## WHAT YOU NEED TO DO
A: Answer these questions about the Ornithinimicrobium text:
(i) Which species is given as the type species of the genus?
(ii) In what year was the genus reclassified?
(iii) To which phylum does the genus belong?
B: Return the part of the Ornithinimicrobium text from "Genus of bacteria" up to and including "reclassified in 2018.", copied character for character.
Top of TEXT SEGMENT
Ornithinimicrobium

Scientific classification
- Domain: Bacteria
- Kingdom: Bacillati
- Phylum: Actinomycetota
- Class: Actinomycetes
- Order: Micrococcales
- Family: Intrasporangiaceae
- Genus: Ornithinimicrobium Groth et al. 2001
- Type species: Ornithinimicrobium humiphilum Groth et al. 2001
- Species: O. algicola Ramaprasad et al. 2015; O. avium Lee et al. 2022; O. cavernae Zhang et al. 2019; O. cerasi Fang et al. 2020; O. ciconiae Lee et al. 2022; O. flavum Fang et al. 2017; O. humiphilum Groth et al. 2001; O. kibberense Mayilraj et al. 2006; O. laminariae Cao et al. 2022; O. murale Kämpfer et al. 2013; O. panacihumi Huo et al. 2021; O. pekingense Liu et al. 2008; O. pratense Guo et al. 2020; O. tianjinense Liu et al. 2013;

= Ornithinimicrobium =

Genus of bacteria

Ornithinimicrobium is a Gram-positive, non-spore-forming and non-motile bacterial genus from the family Ornithinimicrobiaceae. The genus was formerly in the family Intrasporangiaceae, but later genomic data caused it to be reclassified in 2018.
Bottom of TEXT SEGMENT
Top of DATA SECTION
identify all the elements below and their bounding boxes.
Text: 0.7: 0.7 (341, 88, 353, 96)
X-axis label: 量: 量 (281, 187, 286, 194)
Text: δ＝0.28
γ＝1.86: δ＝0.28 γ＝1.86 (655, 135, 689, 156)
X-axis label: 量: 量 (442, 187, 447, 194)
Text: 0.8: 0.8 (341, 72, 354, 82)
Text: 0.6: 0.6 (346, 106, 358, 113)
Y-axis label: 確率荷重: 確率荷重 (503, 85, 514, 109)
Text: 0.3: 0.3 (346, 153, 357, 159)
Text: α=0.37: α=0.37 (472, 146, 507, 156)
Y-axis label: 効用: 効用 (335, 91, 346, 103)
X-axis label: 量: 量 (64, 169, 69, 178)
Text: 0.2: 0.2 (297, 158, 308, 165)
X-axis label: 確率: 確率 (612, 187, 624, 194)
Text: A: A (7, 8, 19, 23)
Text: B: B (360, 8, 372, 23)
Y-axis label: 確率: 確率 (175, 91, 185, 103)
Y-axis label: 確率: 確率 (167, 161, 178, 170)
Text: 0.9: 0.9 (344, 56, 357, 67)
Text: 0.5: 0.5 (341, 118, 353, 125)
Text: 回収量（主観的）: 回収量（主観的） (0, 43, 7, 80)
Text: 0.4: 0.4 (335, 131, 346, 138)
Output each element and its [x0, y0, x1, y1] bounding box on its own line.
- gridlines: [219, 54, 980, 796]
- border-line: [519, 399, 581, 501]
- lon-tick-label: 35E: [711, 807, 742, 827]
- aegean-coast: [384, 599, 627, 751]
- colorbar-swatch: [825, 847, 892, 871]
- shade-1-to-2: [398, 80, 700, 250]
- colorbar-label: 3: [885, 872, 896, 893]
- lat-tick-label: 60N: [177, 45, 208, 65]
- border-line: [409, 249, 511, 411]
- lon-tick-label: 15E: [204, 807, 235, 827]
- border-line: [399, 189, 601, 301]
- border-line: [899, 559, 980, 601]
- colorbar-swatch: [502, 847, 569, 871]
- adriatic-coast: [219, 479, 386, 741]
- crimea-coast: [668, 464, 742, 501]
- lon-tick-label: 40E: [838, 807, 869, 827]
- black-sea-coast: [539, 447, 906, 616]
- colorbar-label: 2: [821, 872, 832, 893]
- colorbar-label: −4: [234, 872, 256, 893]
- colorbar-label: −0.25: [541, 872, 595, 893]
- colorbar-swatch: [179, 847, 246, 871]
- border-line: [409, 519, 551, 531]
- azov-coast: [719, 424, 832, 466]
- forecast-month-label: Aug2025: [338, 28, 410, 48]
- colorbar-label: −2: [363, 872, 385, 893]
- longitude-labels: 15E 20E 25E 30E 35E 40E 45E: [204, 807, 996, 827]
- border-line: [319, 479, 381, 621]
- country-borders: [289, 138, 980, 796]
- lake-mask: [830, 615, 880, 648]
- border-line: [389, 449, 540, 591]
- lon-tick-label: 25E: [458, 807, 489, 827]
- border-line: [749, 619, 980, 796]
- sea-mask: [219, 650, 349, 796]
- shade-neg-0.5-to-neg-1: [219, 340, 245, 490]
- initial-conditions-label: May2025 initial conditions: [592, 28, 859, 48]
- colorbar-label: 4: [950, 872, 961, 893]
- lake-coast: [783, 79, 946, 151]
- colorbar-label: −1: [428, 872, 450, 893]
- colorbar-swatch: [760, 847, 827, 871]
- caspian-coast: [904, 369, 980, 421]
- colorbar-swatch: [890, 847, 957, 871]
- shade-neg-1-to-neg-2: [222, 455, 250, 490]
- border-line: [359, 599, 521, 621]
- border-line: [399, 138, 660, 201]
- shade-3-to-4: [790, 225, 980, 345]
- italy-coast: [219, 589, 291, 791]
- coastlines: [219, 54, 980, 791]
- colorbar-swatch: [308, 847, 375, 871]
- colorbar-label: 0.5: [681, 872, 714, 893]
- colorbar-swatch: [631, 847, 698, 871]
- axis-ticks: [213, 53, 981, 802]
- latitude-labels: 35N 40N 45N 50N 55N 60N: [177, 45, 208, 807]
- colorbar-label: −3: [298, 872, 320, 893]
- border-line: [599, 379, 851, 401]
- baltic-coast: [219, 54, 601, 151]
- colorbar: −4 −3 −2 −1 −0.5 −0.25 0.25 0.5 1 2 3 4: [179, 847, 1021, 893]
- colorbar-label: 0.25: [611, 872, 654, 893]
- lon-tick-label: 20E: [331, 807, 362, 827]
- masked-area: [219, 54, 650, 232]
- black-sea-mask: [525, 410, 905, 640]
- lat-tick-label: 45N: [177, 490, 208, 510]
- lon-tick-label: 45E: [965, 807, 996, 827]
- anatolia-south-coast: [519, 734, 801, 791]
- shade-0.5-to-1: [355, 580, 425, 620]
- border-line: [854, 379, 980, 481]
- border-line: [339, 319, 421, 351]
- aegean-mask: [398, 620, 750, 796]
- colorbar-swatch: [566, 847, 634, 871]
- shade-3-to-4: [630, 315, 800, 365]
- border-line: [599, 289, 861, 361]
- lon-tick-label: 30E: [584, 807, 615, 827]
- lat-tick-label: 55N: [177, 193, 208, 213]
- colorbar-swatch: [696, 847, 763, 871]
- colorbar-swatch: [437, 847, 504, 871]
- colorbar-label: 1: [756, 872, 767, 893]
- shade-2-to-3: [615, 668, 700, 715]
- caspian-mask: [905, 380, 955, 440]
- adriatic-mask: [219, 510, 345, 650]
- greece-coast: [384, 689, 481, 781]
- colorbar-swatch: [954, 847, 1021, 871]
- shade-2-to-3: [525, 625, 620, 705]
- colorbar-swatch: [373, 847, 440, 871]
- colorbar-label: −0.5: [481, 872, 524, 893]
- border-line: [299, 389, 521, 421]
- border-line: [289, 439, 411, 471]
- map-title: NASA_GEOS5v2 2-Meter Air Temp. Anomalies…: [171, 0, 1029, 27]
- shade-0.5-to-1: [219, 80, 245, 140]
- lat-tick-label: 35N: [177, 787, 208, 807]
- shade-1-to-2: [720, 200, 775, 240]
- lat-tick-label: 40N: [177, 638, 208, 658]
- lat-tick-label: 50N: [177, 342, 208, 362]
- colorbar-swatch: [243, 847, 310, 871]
Bottom of DATA SECTION
## SOLUTIONS TO THE EXERCISE
A:
(i) Ornithinimicrobium humiphilum Groth et al. 2001
(ii) 2018
(iii) Actinomycetota

B:
Genus of bacteria

Ornithinimicrobium is a Gram-positive, non-spore-forming and non-motile bacterial genus from the family Ornithinimicrobiaceae. The genus was formerly in the family Intrasporangiaceae, but later genomic data caused it to be reclassified in 2018.